▶ [Work to complete]
Scan the entries and tally the lines that include the string "mostly". Reply with the figure alone.

▶ [Given data]
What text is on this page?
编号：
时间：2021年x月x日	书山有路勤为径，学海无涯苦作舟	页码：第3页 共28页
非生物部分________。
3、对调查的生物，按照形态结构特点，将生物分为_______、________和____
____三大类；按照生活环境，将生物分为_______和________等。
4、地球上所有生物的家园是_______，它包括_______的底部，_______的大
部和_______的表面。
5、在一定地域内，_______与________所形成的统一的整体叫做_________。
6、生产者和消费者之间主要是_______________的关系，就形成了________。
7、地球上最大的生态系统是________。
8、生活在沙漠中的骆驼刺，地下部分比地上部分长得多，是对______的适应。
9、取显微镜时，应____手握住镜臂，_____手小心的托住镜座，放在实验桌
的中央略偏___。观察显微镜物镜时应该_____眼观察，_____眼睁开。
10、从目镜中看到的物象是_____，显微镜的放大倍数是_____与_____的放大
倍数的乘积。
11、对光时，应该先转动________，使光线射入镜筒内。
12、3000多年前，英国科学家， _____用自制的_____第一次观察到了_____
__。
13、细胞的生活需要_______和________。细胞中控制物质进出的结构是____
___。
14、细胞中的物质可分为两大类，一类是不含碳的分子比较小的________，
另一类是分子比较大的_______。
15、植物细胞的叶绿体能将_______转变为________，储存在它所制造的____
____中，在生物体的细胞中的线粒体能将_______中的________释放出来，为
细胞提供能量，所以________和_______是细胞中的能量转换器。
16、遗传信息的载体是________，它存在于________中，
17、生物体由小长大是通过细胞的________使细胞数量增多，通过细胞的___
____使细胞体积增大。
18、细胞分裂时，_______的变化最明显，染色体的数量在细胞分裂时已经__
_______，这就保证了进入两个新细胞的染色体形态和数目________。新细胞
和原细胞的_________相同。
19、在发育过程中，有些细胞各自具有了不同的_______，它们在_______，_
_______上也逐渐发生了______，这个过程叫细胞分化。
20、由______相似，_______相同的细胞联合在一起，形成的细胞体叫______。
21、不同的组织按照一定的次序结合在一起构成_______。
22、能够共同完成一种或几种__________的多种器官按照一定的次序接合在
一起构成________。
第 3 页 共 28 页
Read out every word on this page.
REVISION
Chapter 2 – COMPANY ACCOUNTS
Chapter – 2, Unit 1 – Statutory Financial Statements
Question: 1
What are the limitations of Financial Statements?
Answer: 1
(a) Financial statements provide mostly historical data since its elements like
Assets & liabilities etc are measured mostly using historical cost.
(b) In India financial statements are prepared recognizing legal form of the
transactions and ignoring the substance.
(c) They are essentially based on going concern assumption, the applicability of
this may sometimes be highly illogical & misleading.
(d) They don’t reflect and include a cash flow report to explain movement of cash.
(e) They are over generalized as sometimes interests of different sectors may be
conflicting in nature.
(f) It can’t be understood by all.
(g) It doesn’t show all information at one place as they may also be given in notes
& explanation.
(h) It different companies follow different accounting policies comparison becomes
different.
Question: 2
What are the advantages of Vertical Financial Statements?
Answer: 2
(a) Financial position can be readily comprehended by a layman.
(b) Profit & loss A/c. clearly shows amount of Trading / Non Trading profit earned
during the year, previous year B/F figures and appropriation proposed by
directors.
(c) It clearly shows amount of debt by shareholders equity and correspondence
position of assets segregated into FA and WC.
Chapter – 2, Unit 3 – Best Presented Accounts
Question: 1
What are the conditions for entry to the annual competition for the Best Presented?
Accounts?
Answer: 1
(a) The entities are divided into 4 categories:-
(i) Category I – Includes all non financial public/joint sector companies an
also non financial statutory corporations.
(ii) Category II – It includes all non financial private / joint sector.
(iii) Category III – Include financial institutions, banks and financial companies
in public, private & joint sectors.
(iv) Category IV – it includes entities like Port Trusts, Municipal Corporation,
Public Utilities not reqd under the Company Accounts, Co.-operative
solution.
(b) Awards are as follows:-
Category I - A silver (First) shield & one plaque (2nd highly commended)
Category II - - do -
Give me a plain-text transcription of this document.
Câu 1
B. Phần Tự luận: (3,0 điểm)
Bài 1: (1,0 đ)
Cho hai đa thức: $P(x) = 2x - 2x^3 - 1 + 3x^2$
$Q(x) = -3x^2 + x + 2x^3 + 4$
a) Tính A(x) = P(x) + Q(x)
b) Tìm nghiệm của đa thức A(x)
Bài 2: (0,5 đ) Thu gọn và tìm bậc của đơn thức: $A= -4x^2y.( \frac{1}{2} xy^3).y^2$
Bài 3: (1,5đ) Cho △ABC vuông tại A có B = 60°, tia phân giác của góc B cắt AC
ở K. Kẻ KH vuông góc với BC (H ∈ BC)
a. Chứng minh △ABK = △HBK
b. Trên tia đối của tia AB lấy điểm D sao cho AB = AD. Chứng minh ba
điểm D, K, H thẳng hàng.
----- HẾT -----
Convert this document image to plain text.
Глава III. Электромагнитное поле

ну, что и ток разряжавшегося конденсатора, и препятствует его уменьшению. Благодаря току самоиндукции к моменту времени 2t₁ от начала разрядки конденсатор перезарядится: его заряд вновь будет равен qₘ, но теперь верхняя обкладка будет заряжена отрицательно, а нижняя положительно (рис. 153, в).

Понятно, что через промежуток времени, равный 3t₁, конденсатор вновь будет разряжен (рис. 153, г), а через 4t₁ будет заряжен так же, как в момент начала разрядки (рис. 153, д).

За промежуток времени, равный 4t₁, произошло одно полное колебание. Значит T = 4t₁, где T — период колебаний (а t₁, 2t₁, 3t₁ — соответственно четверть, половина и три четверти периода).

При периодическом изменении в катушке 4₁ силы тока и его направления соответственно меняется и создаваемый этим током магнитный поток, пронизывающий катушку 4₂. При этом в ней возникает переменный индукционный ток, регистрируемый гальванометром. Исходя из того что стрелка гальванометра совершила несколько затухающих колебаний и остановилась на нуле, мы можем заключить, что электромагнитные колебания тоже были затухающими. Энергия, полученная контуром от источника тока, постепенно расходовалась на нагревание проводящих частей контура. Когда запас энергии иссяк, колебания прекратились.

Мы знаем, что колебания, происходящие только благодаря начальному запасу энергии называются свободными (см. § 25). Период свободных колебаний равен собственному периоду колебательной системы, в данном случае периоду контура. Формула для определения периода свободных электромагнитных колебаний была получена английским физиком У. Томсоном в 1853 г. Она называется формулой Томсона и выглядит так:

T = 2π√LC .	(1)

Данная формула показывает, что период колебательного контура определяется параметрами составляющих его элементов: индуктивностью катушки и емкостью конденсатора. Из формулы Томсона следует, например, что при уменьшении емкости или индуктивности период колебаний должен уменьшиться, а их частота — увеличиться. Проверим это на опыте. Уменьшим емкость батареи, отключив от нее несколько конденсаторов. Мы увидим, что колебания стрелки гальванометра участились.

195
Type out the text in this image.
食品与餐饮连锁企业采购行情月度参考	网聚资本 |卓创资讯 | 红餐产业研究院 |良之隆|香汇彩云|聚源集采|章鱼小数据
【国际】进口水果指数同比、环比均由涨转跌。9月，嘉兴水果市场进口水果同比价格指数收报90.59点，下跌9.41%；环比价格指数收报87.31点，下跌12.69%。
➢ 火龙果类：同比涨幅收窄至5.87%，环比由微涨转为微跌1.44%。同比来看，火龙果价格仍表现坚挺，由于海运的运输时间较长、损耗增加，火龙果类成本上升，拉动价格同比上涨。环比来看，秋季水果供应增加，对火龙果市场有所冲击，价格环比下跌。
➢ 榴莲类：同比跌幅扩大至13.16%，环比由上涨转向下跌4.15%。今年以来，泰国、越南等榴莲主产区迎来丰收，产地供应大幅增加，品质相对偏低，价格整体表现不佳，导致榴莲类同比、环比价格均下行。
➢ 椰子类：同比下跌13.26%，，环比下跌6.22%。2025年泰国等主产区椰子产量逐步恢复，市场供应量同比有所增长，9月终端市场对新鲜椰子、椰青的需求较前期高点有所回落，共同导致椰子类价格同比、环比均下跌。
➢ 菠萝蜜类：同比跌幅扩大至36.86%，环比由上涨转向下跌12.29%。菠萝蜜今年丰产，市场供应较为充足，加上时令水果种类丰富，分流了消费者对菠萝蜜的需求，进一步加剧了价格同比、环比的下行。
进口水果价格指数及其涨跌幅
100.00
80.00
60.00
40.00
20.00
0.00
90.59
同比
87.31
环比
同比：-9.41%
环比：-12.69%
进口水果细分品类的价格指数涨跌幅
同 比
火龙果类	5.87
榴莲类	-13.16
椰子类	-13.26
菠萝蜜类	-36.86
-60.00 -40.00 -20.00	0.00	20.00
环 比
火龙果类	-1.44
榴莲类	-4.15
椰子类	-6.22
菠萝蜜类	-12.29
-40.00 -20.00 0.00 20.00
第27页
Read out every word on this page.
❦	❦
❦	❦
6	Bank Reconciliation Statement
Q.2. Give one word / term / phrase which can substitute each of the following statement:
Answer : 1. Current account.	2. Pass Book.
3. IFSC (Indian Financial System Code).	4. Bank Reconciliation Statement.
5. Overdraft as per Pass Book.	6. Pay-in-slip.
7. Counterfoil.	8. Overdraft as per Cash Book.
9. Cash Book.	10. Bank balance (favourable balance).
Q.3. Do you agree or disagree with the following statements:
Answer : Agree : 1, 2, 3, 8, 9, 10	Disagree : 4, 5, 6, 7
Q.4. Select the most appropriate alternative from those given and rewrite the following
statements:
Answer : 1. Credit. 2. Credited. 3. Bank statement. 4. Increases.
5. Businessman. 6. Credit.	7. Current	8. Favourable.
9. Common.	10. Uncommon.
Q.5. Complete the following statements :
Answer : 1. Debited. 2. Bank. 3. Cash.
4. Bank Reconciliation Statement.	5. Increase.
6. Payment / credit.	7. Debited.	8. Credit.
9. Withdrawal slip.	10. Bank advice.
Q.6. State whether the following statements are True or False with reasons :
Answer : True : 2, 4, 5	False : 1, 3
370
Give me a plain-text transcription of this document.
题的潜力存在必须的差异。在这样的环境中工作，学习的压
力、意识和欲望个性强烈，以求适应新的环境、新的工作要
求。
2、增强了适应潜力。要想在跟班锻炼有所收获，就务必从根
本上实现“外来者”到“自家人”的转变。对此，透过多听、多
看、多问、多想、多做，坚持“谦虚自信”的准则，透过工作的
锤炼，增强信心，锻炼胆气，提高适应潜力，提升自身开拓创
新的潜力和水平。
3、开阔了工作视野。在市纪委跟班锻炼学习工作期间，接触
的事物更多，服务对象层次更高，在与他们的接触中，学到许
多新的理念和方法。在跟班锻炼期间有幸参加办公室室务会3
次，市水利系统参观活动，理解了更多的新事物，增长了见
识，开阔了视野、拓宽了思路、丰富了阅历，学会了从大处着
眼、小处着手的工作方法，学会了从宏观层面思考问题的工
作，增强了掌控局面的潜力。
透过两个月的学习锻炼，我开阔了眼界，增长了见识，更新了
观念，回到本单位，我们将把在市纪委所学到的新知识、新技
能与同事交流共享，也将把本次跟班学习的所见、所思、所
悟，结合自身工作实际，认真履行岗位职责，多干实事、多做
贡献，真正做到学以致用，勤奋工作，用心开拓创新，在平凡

▶ [Result of this task]
2